Set problem => Leave out any pictures and transcribe all other data below exactly.

** START Recorded information **

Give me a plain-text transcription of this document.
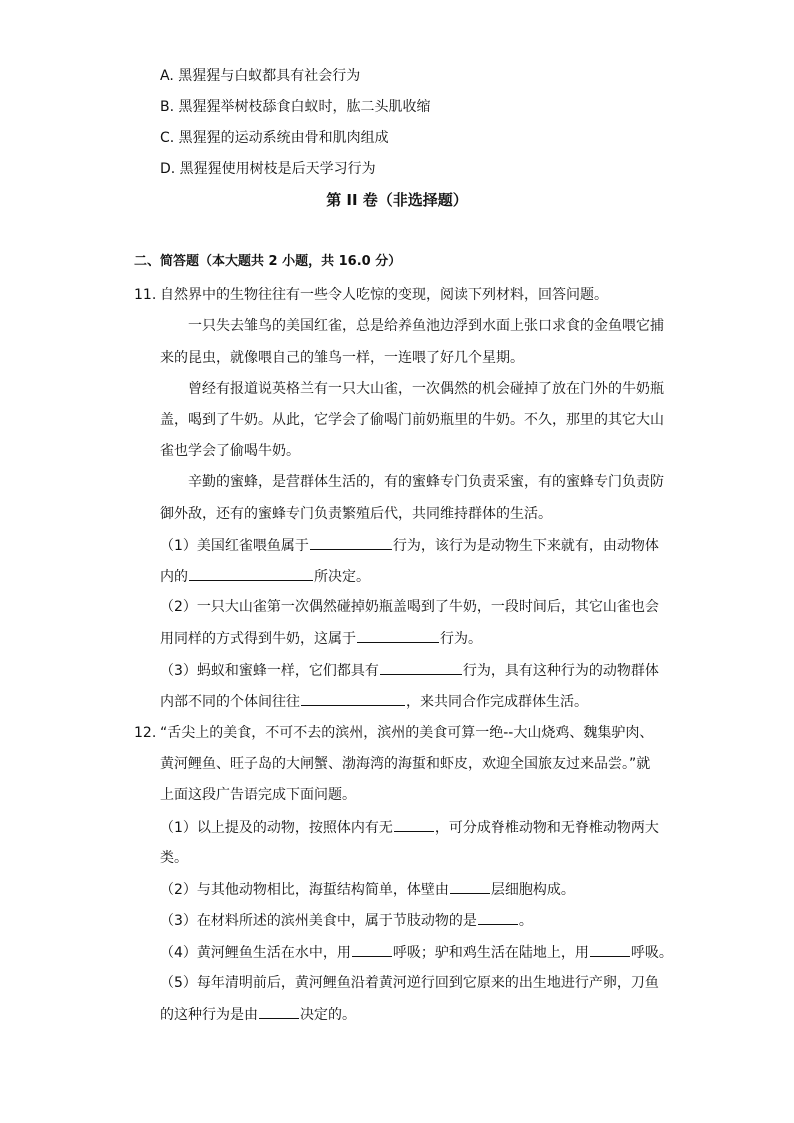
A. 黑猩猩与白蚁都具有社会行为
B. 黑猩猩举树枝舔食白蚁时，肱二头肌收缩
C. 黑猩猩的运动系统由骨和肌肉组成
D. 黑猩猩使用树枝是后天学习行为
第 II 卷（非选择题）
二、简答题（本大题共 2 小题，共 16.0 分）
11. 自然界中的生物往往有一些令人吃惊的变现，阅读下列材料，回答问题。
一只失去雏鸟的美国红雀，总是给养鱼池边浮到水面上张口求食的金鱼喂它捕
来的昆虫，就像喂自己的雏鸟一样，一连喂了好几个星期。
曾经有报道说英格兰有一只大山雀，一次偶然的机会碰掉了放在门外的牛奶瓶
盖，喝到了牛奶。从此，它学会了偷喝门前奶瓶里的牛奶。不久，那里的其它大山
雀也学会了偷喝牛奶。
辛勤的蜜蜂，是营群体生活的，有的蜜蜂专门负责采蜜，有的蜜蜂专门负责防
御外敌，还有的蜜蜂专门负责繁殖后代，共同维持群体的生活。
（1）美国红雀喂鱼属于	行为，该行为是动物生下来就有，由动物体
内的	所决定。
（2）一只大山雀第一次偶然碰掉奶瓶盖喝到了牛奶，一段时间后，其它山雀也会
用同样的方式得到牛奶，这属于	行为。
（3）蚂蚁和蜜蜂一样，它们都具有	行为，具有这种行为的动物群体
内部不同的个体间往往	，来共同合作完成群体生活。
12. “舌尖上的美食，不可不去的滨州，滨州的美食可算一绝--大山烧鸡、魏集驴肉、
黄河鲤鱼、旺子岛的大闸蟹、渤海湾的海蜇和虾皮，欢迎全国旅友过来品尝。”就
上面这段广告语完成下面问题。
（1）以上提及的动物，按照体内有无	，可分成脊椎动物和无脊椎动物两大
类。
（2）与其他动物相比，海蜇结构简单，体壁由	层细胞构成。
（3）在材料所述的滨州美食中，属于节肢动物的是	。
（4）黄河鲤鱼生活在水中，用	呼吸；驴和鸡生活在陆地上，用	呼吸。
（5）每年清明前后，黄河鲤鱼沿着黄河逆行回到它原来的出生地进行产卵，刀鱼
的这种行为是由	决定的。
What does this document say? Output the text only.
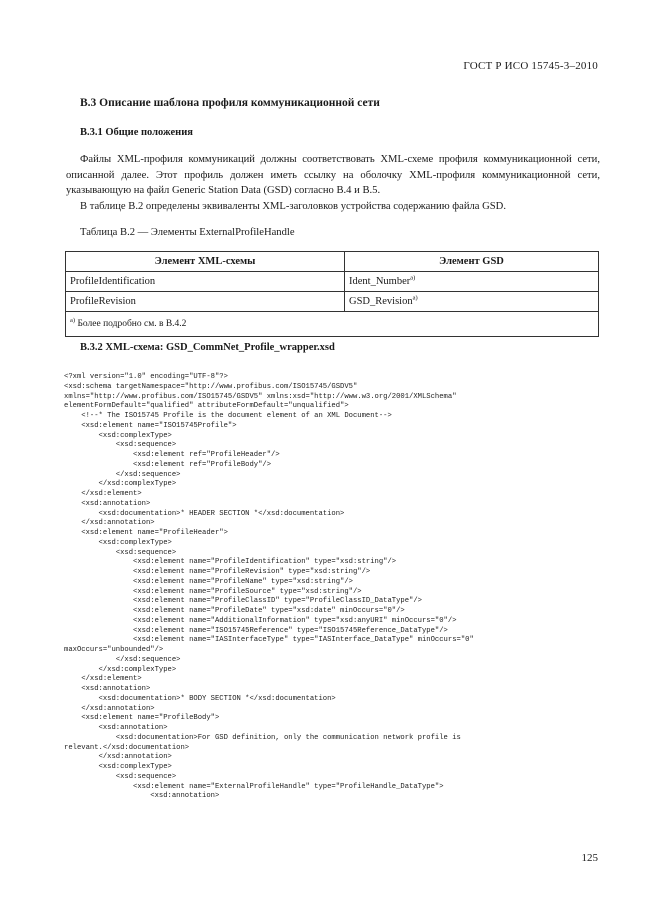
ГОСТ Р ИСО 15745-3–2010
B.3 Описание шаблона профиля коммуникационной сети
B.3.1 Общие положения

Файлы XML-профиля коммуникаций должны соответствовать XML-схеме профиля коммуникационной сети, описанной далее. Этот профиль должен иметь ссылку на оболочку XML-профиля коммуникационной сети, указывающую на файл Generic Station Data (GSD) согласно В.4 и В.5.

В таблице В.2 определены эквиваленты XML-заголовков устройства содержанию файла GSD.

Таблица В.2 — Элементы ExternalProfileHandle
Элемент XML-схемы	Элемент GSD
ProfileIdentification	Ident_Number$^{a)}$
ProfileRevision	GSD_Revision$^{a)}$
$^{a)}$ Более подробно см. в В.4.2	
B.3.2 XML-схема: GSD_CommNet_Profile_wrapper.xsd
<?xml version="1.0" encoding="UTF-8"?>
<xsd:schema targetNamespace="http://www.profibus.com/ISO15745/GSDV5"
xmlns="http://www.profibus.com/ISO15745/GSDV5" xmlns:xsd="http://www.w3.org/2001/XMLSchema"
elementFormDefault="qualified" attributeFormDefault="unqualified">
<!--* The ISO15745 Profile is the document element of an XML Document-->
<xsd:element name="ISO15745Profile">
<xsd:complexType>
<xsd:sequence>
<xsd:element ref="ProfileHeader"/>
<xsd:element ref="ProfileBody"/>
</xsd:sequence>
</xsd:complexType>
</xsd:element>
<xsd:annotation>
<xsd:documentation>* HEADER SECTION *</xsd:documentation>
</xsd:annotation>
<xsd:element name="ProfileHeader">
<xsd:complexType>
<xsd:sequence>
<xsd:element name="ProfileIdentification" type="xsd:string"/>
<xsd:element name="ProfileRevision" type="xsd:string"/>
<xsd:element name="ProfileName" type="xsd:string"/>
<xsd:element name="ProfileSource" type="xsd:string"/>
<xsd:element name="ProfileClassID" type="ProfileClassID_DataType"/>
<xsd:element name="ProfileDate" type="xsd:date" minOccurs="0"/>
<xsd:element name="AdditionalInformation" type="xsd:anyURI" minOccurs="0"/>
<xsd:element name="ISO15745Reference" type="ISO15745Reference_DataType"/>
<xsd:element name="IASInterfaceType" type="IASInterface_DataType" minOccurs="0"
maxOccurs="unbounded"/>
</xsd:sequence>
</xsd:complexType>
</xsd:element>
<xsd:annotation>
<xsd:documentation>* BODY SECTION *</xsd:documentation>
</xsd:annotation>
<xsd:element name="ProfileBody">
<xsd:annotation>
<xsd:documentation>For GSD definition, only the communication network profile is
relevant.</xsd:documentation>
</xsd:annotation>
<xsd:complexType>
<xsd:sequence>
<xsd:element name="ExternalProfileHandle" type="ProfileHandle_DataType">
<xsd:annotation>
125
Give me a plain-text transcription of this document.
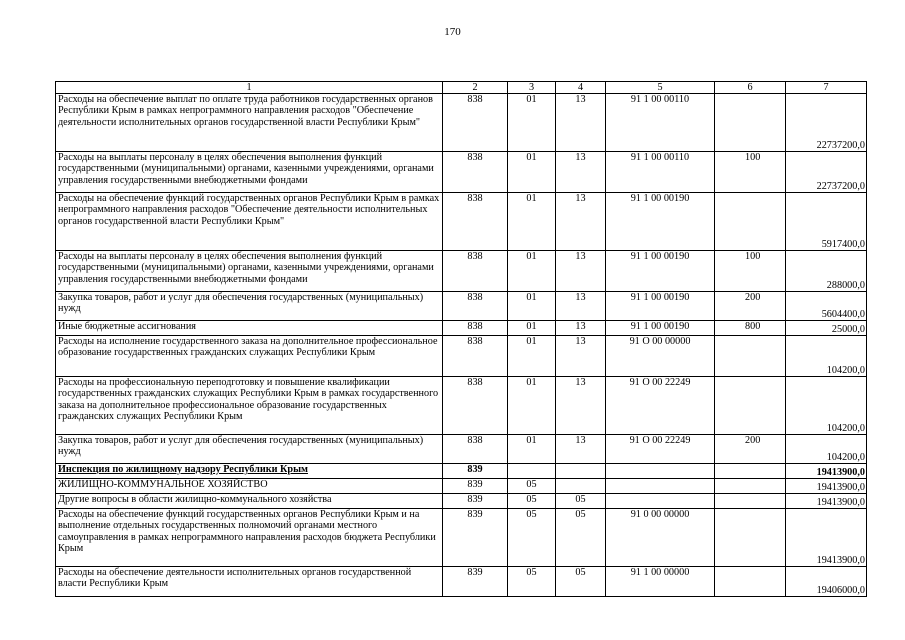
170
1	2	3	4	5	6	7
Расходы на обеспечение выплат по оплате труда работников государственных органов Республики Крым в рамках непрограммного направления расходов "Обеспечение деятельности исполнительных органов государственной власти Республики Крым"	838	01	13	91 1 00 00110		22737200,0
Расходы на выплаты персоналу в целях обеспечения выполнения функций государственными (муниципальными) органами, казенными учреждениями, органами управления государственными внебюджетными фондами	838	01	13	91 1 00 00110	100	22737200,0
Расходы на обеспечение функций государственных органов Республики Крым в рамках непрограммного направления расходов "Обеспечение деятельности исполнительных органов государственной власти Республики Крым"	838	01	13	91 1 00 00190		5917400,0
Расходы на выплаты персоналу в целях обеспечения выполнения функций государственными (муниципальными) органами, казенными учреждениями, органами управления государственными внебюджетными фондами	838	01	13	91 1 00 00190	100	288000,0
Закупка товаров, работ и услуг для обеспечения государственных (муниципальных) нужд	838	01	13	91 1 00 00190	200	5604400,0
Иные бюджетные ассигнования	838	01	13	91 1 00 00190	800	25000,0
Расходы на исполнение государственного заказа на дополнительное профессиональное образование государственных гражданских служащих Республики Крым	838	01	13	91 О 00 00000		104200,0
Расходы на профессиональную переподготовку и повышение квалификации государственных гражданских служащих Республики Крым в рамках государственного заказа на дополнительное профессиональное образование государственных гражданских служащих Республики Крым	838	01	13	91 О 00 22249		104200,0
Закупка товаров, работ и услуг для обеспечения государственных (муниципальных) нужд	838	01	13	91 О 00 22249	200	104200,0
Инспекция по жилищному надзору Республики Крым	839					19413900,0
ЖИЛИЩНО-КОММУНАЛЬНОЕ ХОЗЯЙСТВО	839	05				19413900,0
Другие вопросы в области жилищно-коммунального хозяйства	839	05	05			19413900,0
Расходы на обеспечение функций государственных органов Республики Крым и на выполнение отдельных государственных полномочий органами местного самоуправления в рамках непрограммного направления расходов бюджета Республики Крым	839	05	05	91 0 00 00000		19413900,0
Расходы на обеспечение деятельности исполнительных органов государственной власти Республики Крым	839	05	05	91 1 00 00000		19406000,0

** END Recorded information **

Expected output =>
Give me a plain-text transcription of this document.
A. 黑猩猩与白蚁都具有社会行为
B. 黑猩猩举树枝舔食白蚁时，肱二头肌收缩
C. 黑猩猩的运动系统由骨和肌肉组成
D. 黑猩猩使用树枝是后天学习行为
第 II 卷（非选择题）
二、简答题（本大题共 2 小题，共 16.0 分）
11. 自然界中的生物往往有一些令人吃惊的变现，阅读下列材料，回答问题。
一只失去雏鸟的美国红雀，总是给养鱼池边浮到水面上张口求食的金鱼喂它捕
来的昆虫，就像喂自己的雏鸟一样，一连喂了好几个星期。
曾经有报道说英格兰有一只大山雀，一次偶然的机会碰掉了放在门外的牛奶瓶
盖，喝到了牛奶。从此，它学会了偷喝门前奶瓶里的牛奶。不久，那里的其它大山
雀也学会了偷喝牛奶。
辛勤的蜜蜂，是营群体生活的，有的蜜蜂专门负责采蜜，有的蜜蜂专门负责防
御外敌，还有的蜜蜂专门负责繁殖后代，共同维持群体的生活。
（1）美国红雀喂鱼属于	行为，该行为是动物生下来就有，由动物体
内的	所决定。
（2）一只大山雀第一次偶然碰掉奶瓶盖喝到了牛奶，一段时间后，其它山雀也会
用同样的方式得到牛奶，这属于	行为。
（3）蚂蚁和蜜蜂一样，它们都具有	行为，具有这种行为的动物群体
内部不同的个体间往往	，来共同合作完成群体生活。
12. “舌尖上的美食，不可不去的滨州，滨州的美食可算一绝--大山烧鸡、魏集驴肉、
黄河鲤鱼、旺子岛的大闸蟹、渤海湾的海蜇和虾皮，欢迎全国旅友过来品尝。”就
上面这段广告语完成下面问题。
（1）以上提及的动物，按照体内有无	，可分成脊椎动物和无脊椎动物两大
类。
（2）与其他动物相比，海蜇结构简单，体壁由	层细胞构成。
（3）在材料所述的滨州美食中，属于节肢动物的是	。
（4）黄河鲤鱼生活在水中，用	呼吸；驴和鸡生活在陆地上，用	呼吸。
（5）每年清明前后，黄河鲤鱼沿着黄河逆行回到它原来的出生地进行产卵，刀鱼
的这种行为是由	决定的。
What does this document say? Output the text only.
ГОСТ Р ИСО 15745-3–2010
B.3 Описание шаблона профиля коммуникационной сети
B.3.1 Общие положения

Файлы XML-профиля коммуникаций должны соответствовать XML-схеме профиля коммуникационной сети, описанной далее. Этот профиль должен иметь ссылку на оболочку XML-профиля коммуникационной сети, указывающую на файл Generic Station Data (GSD) согласно В.4 и В.5.

В таблице В.2 определены эквиваленты XML-заголовков устройства содержанию файла GSD.

Таблица В.2 — Элементы ExternalProfileHandle
Элемент XML-схемы	Элемент GSD
ProfileIdentification	Ident_Number$^{a)}$
ProfileRevision	GSD_Revision$^{a)}$
$^{a)}$ Более подробно см. в В.4.2	
B.3.2 XML-схема: GSD_CommNet_Profile_wrapper.xsd
<?xml version="1.0" encoding="UTF-8"?>
<xsd:schema targetNamespace="http://www.profibus.com/ISO15745/GSDV5"
xmlns="http://www.profibus.com/ISO15745/GSDV5" xmlns:xsd="http://www.w3.org/2001/XMLSchema"
elementFormDefault="qualified" attributeFormDefault="unqualified">
<!--* The ISO15745 Profile is the document element of an XML Document-->
<xsd:element name="ISO15745Profile">
<xsd:complexType>
<xsd:sequence>
<xsd:element ref="ProfileHeader"/>
<xsd:element ref="ProfileBody"/>
</xsd:sequence>
</xsd:complexType>
</xsd:element>
<xsd:annotation>
<xsd:documentation>* HEADER SECTION *</xsd:documentation>
</xsd:annotation>
<xsd:element name="ProfileHeader">
<xsd:complexType>
<xsd:sequence>
<xsd:element name="ProfileIdentification" type="xsd:string"/>
<xsd:element name="ProfileRevision" type="xsd:string"/>
<xsd:element name="ProfileName" type="xsd:string"/>
<xsd:element name="ProfileSource" type="xsd:string"/>
<xsd:element name="ProfileClassID" type="ProfileClassID_DataType"/>
<xsd:element name="ProfileDate" type="xsd:date" minOccurs="0"/>
<xsd:element name="AdditionalInformation" type="xsd:anyURI" minOccurs="0"/>
<xsd:element name="ISO15745Reference" type="ISO15745Reference_DataType"/>
<xsd:element name="IASInterfaceType" type="IASInterface_DataType" minOccurs="0"
maxOccurs="unbounded"/>
</xsd:sequence>
</xsd:complexType>
</xsd:element>
<xsd:annotation>
<xsd:documentation>* BODY SECTION *</xsd:documentation>
</xsd:annotation>
<xsd:element name="ProfileBody">
<xsd:annotation>
<xsd:documentation>For GSD definition, only the communication network profile is
relevant.</xsd:documentation>
</xsd:annotation>
<xsd:complexType>
<xsd:sequence>
<xsd:element name="ExternalProfileHandle" type="ProfileHandle_DataType">
<xsd:annotation>
125
Give me a plain-text transcription of this document.
170
1	2	3	4	5	6	7
Расходы на обеспечение выплат по оплате труда работников государственных органов Республики Крым в рамках непрограммного направления расходов "Обеспечение деятельности исполнительных органов государственной власти Республики Крым"	838	01	13	91 1 00 00110		22737200,0
Расходы на выплаты персоналу в целях обеспечения выполнения функций государственными (муниципальными) органами, казенными учреждениями, органами управления государственными внебюджетными фондами	838	01	13	91 1 00 00110	100	22737200,0
Расходы на обеспечение функций государственных органов Республики Крым в рамках непрограммного направления расходов "Обеспечение деятельности исполнительных органов государственной власти Республики Крым"	838	01	13	91 1 00 00190		5917400,0
Расходы на выплаты персоналу в целях обеспечения выполнения функций государственными (муниципальными) органами, казенными учреждениями, органами управления государственными внебюджетными фондами	838	01	13	91 1 00 00190	100	288000,0
Закупка товаров, работ и услуг для обеспечения государственных (муниципальных) нужд	838	01	13	91 1 00 00190	200	5604400,0
Иные бюджетные ассигнования	838	01	13	91 1 00 00190	800	25000,0
Расходы на исполнение государственного заказа на дополнительное профессиональное образование государственных гражданских служащих Республики Крым	838	01	13	91 О 00 00000		104200,0
Расходы на профессиональную переподготовку и повышение квалификации государственных гражданских служащих Республики Крым в рамках государственного заказа на дополнительное профессиональное образование государственных гражданских служащих Республики Крым	838	01	13	91 О 00 22249		104200,0
Закупка товаров, работ и услуг для обеспечения государственных (муниципальных) нужд	838	01	13	91 О 00 22249	200	104200,0
Инспекция по жилищному надзору Республики Крым	839					19413900,0
ЖИЛИЩНО-КОММУНАЛЬНОЕ ХОЗЯЙСТВО	839	05				19413900,0
Другие вопросы в области жилищно-коммунального хозяйства	839	05	05			19413900,0
Расходы на обеспечение функций государственных органов Республики Крым и на выполнение отдельных государственных полномочий органами местного самоуправления в рамках непрограммного направления расходов бюджета Республики Крым	839	05	05	91 0 00 00000		19413900,0
Расходы на обеспечение деятельности исполнительных органов государственной власти Республики Крым	839	05	05	91 1 00 00000		19406000,0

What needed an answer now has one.